■ DOCUMENT SECTION ■
Yemen: Cholera outbreak kills 124, more than 7 million in high-risk areas
United Nations: The UN humanitarian coordinator in Yemen said a cholera outbreak has killed 124 people over the past two weeks.
Jamie McGoldrick told reporters Monday that another 11,100 people were believed to have been infected, and that medicine was arriving. But he also urged donor countries to fulfil more than $1 billion in aid pledges made in Geneva last month.
A Saudi-led coalition has been battling Shiite Houthi rebels in Yemen since March 2015, in a war that has killed more than 10,000 civilians.
The World Health Organization said last month that fewer than 45 percent of health facilities in Yemen are now fully functioning, and that the flow of “essential medicines” has fallen by nearly 70 percent.

■ AVAILABLE DATA ■

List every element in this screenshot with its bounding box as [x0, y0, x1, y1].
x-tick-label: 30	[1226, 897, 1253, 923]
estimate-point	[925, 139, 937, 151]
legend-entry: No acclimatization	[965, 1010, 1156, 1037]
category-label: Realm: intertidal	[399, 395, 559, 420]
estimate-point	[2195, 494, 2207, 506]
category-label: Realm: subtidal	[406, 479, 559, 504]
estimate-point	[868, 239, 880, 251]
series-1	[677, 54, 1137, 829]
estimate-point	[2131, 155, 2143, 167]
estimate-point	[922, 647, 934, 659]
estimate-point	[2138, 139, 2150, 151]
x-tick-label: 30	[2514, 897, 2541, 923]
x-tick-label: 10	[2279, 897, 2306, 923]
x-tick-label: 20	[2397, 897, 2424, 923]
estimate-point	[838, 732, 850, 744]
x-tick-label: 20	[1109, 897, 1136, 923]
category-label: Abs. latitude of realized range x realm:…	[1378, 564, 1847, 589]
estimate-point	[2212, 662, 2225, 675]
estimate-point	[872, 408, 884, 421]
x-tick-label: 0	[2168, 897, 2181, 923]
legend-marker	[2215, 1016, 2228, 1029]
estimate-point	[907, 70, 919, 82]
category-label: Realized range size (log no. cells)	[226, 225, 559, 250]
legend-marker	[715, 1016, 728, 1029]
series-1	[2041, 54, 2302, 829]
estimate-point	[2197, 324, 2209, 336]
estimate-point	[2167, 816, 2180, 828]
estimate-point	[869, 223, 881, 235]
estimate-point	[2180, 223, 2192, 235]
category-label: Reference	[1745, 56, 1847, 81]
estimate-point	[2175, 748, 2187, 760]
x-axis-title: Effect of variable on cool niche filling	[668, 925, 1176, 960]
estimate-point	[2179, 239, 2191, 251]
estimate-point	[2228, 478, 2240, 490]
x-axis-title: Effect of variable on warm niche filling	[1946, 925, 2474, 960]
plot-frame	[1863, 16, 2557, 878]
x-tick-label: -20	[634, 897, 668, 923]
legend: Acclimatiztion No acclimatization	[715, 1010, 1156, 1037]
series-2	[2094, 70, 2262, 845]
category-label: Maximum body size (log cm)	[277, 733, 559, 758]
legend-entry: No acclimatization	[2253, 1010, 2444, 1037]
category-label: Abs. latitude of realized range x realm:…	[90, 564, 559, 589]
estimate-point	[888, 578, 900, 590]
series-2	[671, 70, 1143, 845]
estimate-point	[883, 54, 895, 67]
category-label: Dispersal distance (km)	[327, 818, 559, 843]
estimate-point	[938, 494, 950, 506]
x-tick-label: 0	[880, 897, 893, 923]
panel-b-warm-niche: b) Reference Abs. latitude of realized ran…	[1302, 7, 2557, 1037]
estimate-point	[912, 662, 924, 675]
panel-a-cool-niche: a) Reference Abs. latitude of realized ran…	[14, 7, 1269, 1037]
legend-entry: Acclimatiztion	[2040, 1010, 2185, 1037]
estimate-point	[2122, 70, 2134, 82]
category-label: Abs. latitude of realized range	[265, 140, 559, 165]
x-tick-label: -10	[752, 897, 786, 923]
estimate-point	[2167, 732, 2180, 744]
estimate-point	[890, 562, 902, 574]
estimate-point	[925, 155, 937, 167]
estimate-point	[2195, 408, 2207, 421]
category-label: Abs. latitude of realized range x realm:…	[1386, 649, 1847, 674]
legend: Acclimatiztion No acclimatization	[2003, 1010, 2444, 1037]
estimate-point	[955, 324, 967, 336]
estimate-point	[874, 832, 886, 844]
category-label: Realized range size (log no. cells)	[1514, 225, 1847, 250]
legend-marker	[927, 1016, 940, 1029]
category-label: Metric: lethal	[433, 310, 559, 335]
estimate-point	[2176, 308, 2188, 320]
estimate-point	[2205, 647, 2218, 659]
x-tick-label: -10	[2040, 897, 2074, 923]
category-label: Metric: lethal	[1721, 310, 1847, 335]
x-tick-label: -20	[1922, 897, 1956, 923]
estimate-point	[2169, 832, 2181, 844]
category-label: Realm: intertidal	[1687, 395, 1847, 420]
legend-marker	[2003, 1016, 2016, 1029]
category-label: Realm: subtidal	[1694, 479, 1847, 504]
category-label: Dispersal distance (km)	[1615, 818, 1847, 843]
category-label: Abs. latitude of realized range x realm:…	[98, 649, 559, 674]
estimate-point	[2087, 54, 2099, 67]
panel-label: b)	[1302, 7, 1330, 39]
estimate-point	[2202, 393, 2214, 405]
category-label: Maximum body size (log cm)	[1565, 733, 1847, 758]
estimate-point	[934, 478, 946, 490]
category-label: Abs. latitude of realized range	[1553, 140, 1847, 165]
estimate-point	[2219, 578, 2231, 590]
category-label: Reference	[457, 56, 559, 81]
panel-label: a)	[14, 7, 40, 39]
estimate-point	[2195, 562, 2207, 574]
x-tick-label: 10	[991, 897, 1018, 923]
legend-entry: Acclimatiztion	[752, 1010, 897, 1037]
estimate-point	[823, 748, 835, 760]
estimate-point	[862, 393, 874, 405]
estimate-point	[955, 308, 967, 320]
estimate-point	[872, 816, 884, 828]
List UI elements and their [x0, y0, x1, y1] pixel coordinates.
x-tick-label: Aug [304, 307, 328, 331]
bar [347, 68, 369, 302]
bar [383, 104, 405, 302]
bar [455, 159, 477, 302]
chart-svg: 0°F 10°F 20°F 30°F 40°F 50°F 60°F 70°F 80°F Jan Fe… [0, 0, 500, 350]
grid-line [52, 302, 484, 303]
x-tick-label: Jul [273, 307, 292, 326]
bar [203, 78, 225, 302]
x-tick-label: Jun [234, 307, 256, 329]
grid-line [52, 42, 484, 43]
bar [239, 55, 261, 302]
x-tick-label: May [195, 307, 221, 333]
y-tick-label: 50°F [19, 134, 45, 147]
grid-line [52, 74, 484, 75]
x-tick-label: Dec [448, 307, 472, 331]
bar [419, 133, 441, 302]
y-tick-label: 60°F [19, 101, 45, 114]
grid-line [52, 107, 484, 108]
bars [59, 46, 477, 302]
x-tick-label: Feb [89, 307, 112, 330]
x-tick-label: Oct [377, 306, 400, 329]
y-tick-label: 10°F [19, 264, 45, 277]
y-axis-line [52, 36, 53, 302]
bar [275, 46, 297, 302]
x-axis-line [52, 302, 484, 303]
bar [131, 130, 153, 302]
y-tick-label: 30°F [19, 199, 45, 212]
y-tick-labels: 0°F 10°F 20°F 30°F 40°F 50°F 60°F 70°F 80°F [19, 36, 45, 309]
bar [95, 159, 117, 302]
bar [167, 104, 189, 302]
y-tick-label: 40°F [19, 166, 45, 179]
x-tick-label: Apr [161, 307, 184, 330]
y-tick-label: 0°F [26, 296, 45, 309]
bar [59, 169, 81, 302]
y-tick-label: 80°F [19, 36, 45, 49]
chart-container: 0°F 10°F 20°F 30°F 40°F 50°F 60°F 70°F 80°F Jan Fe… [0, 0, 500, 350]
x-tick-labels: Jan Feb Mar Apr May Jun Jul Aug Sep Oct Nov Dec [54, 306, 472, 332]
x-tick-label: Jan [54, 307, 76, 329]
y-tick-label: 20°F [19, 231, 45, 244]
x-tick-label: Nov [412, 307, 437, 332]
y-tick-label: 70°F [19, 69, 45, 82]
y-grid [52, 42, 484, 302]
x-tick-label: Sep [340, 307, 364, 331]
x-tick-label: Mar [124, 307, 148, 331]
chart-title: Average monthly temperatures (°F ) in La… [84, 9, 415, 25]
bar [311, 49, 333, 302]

■ TASK INSTRUCTIONS ■
- A) In the Yemen cholera report, which figures count people, and what does each one count?
- B) Could you carry the Yemen cholera report forward past its final sentence?
The material stands apart from the Yemen cholera report.

■ SET OF ANSWERS ■
- A)
- 124: people killed by the cholera outbreak over the past two weeks
- More than 7 million: people in high-risk areas
- 11,100: people believed to have been infected
- More than 10,000: civilians killed in the war

- B)
The cholera outbreak in Yemen was announced by Yemen’s Ministry of Public Health and Population on Oct. 6, 2016.
Yemen, the impoverished Arab country in the southern tip of the Arabian Peninsula, has been involved in a civil war since two years ago.
The war pits Iranian-allied dominant Houthi movement, backed by forces loyal to former President Ali Abdullah Saleh, against their foe of Saudi-backed government of President Abd-Rabbo Mansour Hadi.